**WORK TO DO:**
Output the data that follows exactly, line for line.

——————————

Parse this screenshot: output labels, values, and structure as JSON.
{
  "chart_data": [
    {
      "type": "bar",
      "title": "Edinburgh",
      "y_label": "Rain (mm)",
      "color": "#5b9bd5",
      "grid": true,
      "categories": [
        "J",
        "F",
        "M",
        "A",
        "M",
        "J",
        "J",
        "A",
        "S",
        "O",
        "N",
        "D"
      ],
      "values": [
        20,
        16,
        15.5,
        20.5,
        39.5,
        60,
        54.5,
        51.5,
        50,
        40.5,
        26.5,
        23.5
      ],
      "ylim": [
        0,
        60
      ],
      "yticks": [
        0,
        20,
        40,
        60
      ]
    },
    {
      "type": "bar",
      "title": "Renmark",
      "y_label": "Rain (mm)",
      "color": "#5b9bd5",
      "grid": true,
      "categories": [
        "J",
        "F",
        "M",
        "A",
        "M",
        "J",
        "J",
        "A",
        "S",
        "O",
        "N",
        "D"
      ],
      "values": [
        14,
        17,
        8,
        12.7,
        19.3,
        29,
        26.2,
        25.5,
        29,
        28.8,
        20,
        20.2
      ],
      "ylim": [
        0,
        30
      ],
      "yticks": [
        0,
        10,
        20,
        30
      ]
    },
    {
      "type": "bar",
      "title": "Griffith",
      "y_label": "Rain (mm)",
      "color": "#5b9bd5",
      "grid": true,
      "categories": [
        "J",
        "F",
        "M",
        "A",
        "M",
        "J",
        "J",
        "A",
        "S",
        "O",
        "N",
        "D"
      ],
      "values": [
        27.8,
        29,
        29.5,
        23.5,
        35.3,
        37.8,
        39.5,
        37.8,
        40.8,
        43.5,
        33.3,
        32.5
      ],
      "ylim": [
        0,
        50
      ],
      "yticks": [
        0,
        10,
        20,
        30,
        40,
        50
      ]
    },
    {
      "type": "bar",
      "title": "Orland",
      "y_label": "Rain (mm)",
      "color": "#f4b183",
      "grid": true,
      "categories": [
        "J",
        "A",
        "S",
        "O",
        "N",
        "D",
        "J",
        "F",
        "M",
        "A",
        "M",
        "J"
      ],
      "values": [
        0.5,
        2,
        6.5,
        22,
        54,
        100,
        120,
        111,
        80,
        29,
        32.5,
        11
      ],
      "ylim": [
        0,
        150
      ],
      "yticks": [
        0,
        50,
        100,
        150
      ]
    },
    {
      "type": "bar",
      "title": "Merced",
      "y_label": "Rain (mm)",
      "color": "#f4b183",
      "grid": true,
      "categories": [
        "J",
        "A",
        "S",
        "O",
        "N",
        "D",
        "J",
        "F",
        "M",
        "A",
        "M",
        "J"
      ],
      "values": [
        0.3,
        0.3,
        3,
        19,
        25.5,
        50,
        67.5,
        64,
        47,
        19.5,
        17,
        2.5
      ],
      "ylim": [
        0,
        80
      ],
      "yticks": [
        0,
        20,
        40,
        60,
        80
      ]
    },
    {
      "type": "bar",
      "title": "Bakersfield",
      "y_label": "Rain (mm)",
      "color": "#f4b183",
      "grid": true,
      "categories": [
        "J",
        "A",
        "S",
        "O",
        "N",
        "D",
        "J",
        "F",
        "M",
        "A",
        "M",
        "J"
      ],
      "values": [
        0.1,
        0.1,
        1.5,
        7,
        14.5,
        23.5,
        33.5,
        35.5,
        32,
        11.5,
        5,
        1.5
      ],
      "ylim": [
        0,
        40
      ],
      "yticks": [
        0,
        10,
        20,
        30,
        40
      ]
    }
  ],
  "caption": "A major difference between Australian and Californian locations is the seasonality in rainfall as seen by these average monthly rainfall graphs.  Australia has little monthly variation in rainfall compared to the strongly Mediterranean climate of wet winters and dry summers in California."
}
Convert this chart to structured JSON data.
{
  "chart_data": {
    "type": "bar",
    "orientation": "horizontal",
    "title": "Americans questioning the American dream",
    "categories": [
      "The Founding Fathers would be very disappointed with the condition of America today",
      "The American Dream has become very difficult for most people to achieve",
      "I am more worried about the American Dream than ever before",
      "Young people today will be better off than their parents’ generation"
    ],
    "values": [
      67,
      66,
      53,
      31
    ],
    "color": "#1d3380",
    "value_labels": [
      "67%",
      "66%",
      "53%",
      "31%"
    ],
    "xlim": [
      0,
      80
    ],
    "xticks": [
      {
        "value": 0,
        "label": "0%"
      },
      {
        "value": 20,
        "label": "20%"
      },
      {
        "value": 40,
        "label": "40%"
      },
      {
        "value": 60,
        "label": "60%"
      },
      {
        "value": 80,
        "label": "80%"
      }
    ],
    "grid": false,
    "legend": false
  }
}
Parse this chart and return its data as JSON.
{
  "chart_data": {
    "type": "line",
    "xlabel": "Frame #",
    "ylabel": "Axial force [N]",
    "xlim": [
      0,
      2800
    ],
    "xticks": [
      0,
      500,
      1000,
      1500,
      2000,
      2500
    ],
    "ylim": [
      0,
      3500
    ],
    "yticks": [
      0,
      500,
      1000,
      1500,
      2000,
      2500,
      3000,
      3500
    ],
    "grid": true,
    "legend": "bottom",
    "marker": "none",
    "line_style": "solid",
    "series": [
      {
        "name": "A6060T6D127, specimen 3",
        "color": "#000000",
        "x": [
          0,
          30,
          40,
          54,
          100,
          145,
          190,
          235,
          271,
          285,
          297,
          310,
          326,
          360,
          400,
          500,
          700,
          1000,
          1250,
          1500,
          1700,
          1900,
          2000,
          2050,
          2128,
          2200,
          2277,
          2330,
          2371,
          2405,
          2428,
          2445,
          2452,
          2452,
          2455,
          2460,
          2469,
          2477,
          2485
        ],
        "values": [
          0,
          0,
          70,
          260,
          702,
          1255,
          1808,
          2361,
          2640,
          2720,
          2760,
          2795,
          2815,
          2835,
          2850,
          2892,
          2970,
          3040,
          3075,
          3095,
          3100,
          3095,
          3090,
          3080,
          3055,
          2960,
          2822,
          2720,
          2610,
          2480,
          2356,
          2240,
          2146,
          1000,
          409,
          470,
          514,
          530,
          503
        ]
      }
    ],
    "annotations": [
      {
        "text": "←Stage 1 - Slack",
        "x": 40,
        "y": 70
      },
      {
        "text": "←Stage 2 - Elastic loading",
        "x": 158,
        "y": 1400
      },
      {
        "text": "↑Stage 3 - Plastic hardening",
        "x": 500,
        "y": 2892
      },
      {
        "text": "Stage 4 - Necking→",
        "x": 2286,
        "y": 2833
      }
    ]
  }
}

——————————

**RESULT BELOW:**
Parse this screenshot: output labels, values, and structure as JSON.
{
  "chart_data": [
    {
      "type": "bar",
      "title": "Edinburgh",
      "y_label": "Rain (mm)",
      "color": "#5b9bd5",
      "grid": true,
      "categories": [
        "J",
        "F",
        "M",
        "A",
        "M",
        "J",
        "J",
        "A",
        "S",
        "O",
        "N",
        "D"
      ],
      "values": [
        20,
        16,
        15.5,
        20.5,
        39.5,
        60,
        54.5,
        51.5,
        50,
        40.5,
        26.5,
        23.5
      ],
      "ylim": [
        0,
        60
      ],
      "yticks": [
        0,
        20,
        40,
        60
      ]
    },
    {
      "type": "bar",
      "title": "Renmark",
      "y_label": "Rain (mm)",
      "color": "#5b9bd5",
      "grid": true,
      "categories": [
        "J",
        "F",
        "M",
        "A",
        "M",
        "J",
        "J",
        "A",
        "S",
        "O",
        "N",
        "D"
      ],
      "values": [
        14,
        17,
        8,
        12.7,
        19.3,
        29,
        26.2,
        25.5,
        29,
        28.8,
        20,
        20.2
      ],
      "ylim": [
        0,
        30
      ],
      "yticks": [
        0,
        10,
        20,
        30
      ]
    },
    {
      "type": "bar",
      "title": "Griffith",
      "y_label": "Rain (mm)",
      "color": "#5b9bd5",
      "grid": true,
      "categories": [
        "J",
        "F",
        "M",
        "A",
        "M",
        "J",
        "J",
        "A",
        "S",
        "O",
        "N",
        "D"
      ],
      "values": [
        27.8,
        29,
        29.5,
        23.5,
        35.3,
        37.8,
        39.5,
        37.8,
        40.8,
        43.5,
        33.3,
        32.5
      ],
      "ylim": [
        0,
        50
      ],
      "yticks": [
        0,
        10,
        20,
        30,
        40,
        50
      ]
    },
    {
      "type": "bar",
      "title": "Orland",
      "y_label": "Rain (mm)",
      "color": "#f4b183",
      "grid": true,
      "categories": [
        "J",
        "A",
        "S",
        "O",
        "N",
        "D",
        "J",
        "F",
        "M",
        "A",
        "M",
        "J"
      ],
      "values": [
        0.5,
        2,
        6.5,
        22,
        54,
        100,
        120,
        111,
        80,
        29,
        32.5,
        11
      ],
      "ylim": [
        0,
        150
      ],
      "yticks": [
        0,
        50,
        100,
        150
      ]
    },
    {
      "type": "bar",
      "title": "Merced",
      "y_label": "Rain (mm)",
      "color": "#f4b183",
      "grid": true,
      "categories": [
        "J",
        "A",
        "S",
        "O",
        "N",
        "D",
        "J",
        "F",
        "M",
        "A",
        "M",
        "J"
      ],
      "values": [
        0.3,
        0.3,
        3,
        19,
        25.5,
        50,
        67.5,
        64,
        47,
        19.5,
        17,
        2.5
      ],
      "ylim": [
        0,
        80
      ],
      "yticks": [
        0,
        20,
        40,
        60,
        80
      ]
    },
    {
      "type": "bar",
      "title": "Bakersfield",
      "y_label": "Rain (mm)",
      "color": "#f4b183",
      "grid": true,
      "categories": [
        "J",
        "A",
        "S",
        "O",
        "N",
        "D",
        "J",
        "F",
        "M",
        "A",
        "M",
        "J"
      ],
      "values": [
        0.1,
        0.1,
        1.5,
        7,
        14.5,
        23.5,
        33.5,
        35.5,
        32,
        11.5,
        5,
        1.5
      ],
      "ylim": [
        0,
        40
      ],
      "yticks": [
        0,
        10,
        20,
        30,
        40
      ]
    }
  ],
  "caption": "A major difference between Australian and Californian locations is the seasonality in rainfall as seen by these average monthly rainfall graphs.  Australia has little monthly variation in rainfall compared to the strongly Mediterranean climate of wet winters and dry summers in California."
}
Convert this chart to structured JSON data.
{
  "chart_data": {
    "type": "bar",
    "orientation": "horizontal",
    "title": "Americans questioning the American dream",
    "categories": [
      "The Founding Fathers would be very disappointed with the condition of America today",
      "The American Dream has become very difficult for most people to achieve",
      "I am more worried about the American Dream than ever before",
      "Young people today will be better off than their parents’ generation"
    ],
    "values": [
      67,
      66,
      53,
      31
    ],
    "color": "#1d3380",
    "value_labels": [
      "67%",
      "66%",
      "53%",
      "31%"
    ],
    "xlim": [
      0,
      80
    ],
    "xticks": [
      {
        "value": 0,
        "label": "0%"
      },
      {
        "value": 20,
        "label": "20%"
      },
      {
        "value": 40,
        "label": "40%"
      },
      {
        "value": 60,
        "label": "60%"
      },
      {
        "value": 80,
        "label": "80%"
      }
    ],
    "grid": false,
    "legend": false
  }
}
Parse this chart and return its data as JSON.
{
  "chart_data": {
    "type": "line",
    "xlabel": "Frame #",
    "ylabel": "Axial force [N]",
    "xlim": [
      0,
      2800
    ],
    "xticks": [
      0,
      500,
      1000,
      1500,
      2000,
      2500
    ],
    "ylim": [
      0,
      3500
    ],
    "yticks": [
      0,
      500,
      1000,
      1500,
      2000,
      2500,
      3000,
      3500
    ],
    "grid": true,
    "legend": "bottom",
    "marker": "none",
    "line_style": "solid",
    "series": [
      {
        "name": "A6060T6D127, specimen 3",
        "color": "#000000",
        "x": [
          0,
          30,
          40,
          54,
          100,
          145,
          190,
          235,
          271,
          285,
          297,
          310,
          326,
          360,
          400,
          500,
          700,
          1000,
          1250,
          1500,
          1700,
          1900,
          2000,
          2050,
          2128,
          2200,
          2277,
          2330,
          2371,
          2405,
          2428,
          2445,
          2452,
          2452,
          2455,
          2460,
          2469,
          2477,
          2485
        ],
        "values": [
          0,
          0,
          70,
          260,
          702,
          1255,
          1808,
          2361,
          2640,
          2720,
          2760,
          2795,
          2815,
          2835,
          2850,
          2892,
          2970,
          3040,
          3075,
          3095,
          3100,
          3095,
          3090,
          3080,
          3055,
          2960,
          2822,
          2720,
          2610,
          2480,
          2356,
          2240,
          2146,
          1000,
          409,
          470,
          514,
          530,
          503
        ]
      }
    ],
    "annotations": [
      {
        "text": "←Stage 1 - Slack",
        "x": 40,
        "y": 70
      },
      {
        "text": "←Stage 2 - Elastic loading",
        "x": 158,
        "y": 1400
      },
      {
        "text": "↑Stage 3 - Plastic hardening",
        "x": 500,
        "y": 2892
      },
      {
        "text": "Stage 4 - Necking→",
        "x": 2286,
        "y": 2833
      }
    ]
  }
}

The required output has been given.